Records from a dataset:
+++++

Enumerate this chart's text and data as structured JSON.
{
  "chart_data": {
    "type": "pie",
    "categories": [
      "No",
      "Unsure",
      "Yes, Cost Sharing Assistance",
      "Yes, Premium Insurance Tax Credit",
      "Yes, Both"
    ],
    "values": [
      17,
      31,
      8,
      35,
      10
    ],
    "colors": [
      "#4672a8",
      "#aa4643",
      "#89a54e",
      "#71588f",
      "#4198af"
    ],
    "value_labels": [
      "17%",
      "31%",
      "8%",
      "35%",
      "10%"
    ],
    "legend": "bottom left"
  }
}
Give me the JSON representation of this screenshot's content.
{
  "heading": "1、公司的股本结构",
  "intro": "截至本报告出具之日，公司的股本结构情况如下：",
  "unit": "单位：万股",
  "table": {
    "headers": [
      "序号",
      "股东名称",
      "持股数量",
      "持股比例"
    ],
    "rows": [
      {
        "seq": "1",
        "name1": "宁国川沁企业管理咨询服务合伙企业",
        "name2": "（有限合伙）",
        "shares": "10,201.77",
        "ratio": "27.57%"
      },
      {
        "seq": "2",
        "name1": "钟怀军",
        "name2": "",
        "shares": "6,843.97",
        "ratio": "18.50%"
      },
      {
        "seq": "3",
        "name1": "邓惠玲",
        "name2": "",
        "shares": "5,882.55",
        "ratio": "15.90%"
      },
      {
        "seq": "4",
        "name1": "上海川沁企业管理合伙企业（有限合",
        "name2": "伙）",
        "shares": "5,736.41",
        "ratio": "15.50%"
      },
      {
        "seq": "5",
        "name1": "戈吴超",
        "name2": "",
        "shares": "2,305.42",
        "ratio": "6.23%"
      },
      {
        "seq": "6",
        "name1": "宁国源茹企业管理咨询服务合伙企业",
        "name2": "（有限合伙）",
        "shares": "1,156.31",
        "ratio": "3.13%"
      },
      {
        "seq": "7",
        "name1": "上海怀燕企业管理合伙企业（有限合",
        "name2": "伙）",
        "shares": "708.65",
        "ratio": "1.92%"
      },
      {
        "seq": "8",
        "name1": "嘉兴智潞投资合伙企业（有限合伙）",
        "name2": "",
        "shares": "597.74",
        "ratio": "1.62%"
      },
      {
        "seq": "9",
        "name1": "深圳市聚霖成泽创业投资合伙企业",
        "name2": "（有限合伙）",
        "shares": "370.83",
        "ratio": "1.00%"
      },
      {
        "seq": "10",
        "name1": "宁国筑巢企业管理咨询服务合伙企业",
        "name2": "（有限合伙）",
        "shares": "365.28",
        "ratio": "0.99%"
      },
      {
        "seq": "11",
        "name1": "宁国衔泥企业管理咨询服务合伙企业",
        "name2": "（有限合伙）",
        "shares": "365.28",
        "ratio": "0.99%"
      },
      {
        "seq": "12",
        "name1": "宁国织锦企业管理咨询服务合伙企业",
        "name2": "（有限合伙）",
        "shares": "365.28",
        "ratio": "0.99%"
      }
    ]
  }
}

+++++

■ AIM OF THE TASK
Show every line in the entries where the string "this" occurs.

■ WRITTEN RESPONSE
Enumerate this chart's text and data as structured JSON.
Give me the JSON representation of this screenshot's content.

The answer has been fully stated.